start

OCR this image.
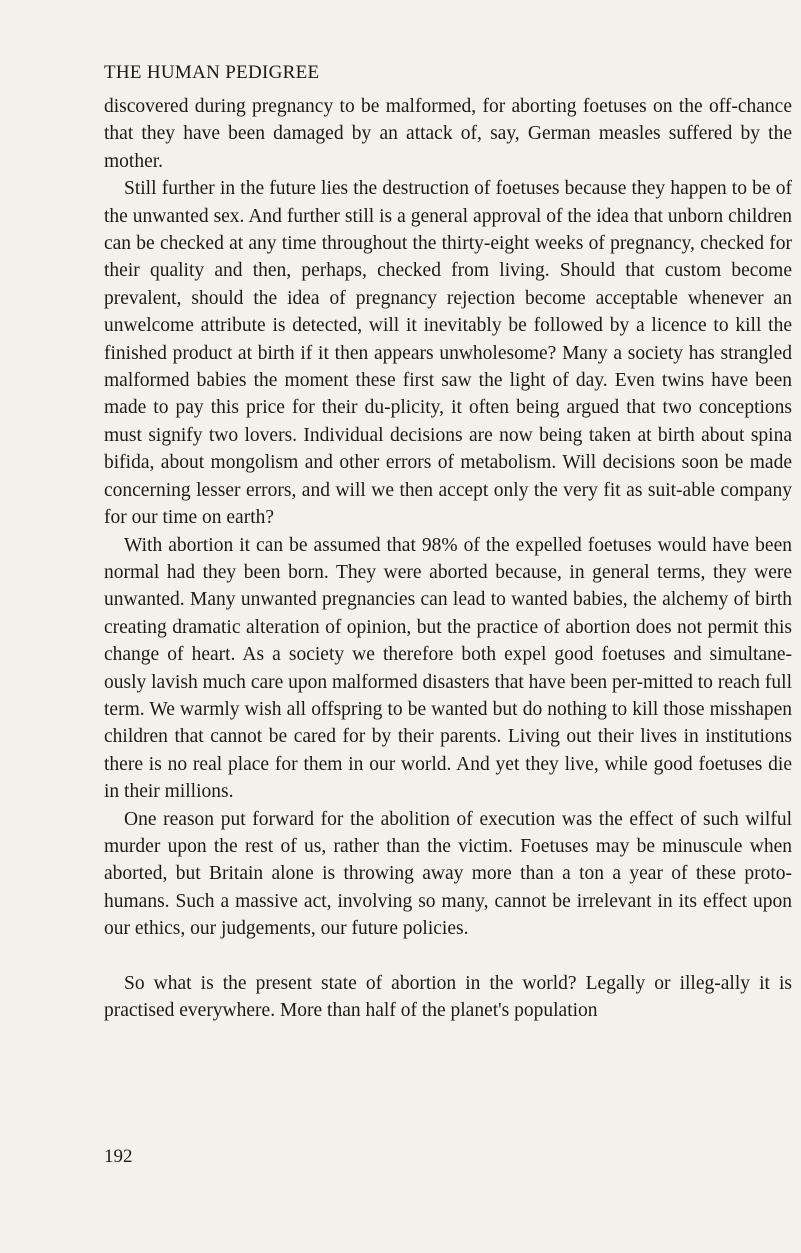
THE HUMAN PEDIGREE

discovered during pregnancy to be malformed, for aborting foetuses on the off-chance that they have been damaged by an attack of, say, German measles suffered by the mother.

Still further in the future lies the destruction of foetuses because they happen to be of the unwanted sex. And further still is a general approval of the idea that unborn children can be checked at any time throughout the thirty-eight weeks of pregnancy, checked for their quality and then, perhaps, checked from living. Should that custom become prevalent, should the idea of pregnancy rejection become acceptable whenever an unwelcome attribute is detected, will it inevitably be followed by a licence to kill the finished product at birth if it then appears unwholesome? Many a society has strangled malformed babies the moment these first saw the light of day. Even twins have been made to pay this price for their du-plicity, it often being argued that two conceptions must signify two lovers. Individual decisions are now being taken at birth about spina bifida, about mongolism and other errors of metabolism. Will decisions soon be made concerning lesser errors, and will we then accept only the very fit as suit-able company for our time on earth?

With abortion it can be assumed that 98% of the expelled foetuses would have been normal had they been born. They were aborted because, in general terms, they were unwanted. Many unwanted pregnancies can lead to wanted babies, the alchemy of birth creating dramatic alteration of opinion, but the practice of abortion does not permit this change of heart. As a society we therefore both expel good foetuses and simultane-ously lavish much care upon malformed disasters that have been per-mitted to reach full term. We warmly wish all offspring to be wanted but do nothing to kill those misshapen children that cannot be cared for by their parents. Living out their lives in institutions there is no real place for them in our world. And yet they live, while good foetuses die in their millions.

One reason put forward for the abolition of execution was the effect of such wilful murder upon the rest of us, rather than the victim. Foetuses may be minuscule when aborted, but Britain alone is throwing away more than a ton a year of these proto-humans. Such a massive act, involving so many, cannot be irrelevant in its effect upon our ethics, our judgements, our future policies.

So what is the present state of abortion in the world? Legally or illeg-ally it is practised everywhere. More than half of the planet's population

192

end

TO DO:
Retype the entries word for word. Omit any images.

EXERCISE ANSWER:
OCR this image.
THE HUMAN PEDIGREE

discovered during pregnancy to be malformed, for aborting foetuses on the off-chance that they have been damaged by an attack of, say, German measles suffered by the mother.

Still further in the future lies the destruction of foetuses because they happen to be of the unwanted sex. And further still is a general approval of the idea that unborn children can be checked at any time throughout the thirty-eight weeks of pregnancy, checked for their quality and then, perhaps, checked from living. Should that custom become prevalent, should the idea of pregnancy rejection become acceptable whenever an unwelcome attribute is detected, will it inevitably be followed by a licence to kill the finished product at birth if it then appears unwholesome? Many a society has strangled malformed babies the moment these first saw the light of day. Even twins have been made to pay this price for their du-plicity, it often being argued that two conceptions must signify two lovers. Individual decisions are now being taken at birth about spina bifida, about mongolism and other errors of metabolism. Will decisions soon be made concerning lesser errors, and will we then accept only the very fit as suit-able company for our time on earth?

With abortion it can be assumed that 98% of the expelled foetuses would have been normal had they been born. They were aborted because, in general terms, they were unwanted. Many unwanted pregnancies can lead to wanted babies, the alchemy of birth creating dramatic alteration of opinion, but the practice of abortion does not permit this change of heart. As a society we therefore both expel good foetuses and simultane-ously lavish much care upon malformed disasters that have been per-mitted to reach full term. We warmly wish all offspring to be wanted but do nothing to kill those misshapen children that cannot be cared for by their parents. Living out their lives in institutions there is no real place for them in our world. And yet they live, while good foetuses die in their millions.

One reason put forward for the abolition of execution was the effect of such wilful murder upon the rest of us, rather than the victim. Foetuses may be minuscule when aborted, but Britain alone is throwing away more than a ton a year of these proto-humans. Such a massive act, involving so many, cannot be irrelevant in its effect upon our ethics, our judgements, our future policies.

So what is the present state of abortion in the world? Legally or illeg-ally it is practised everywhere. More than half of the planet's population

192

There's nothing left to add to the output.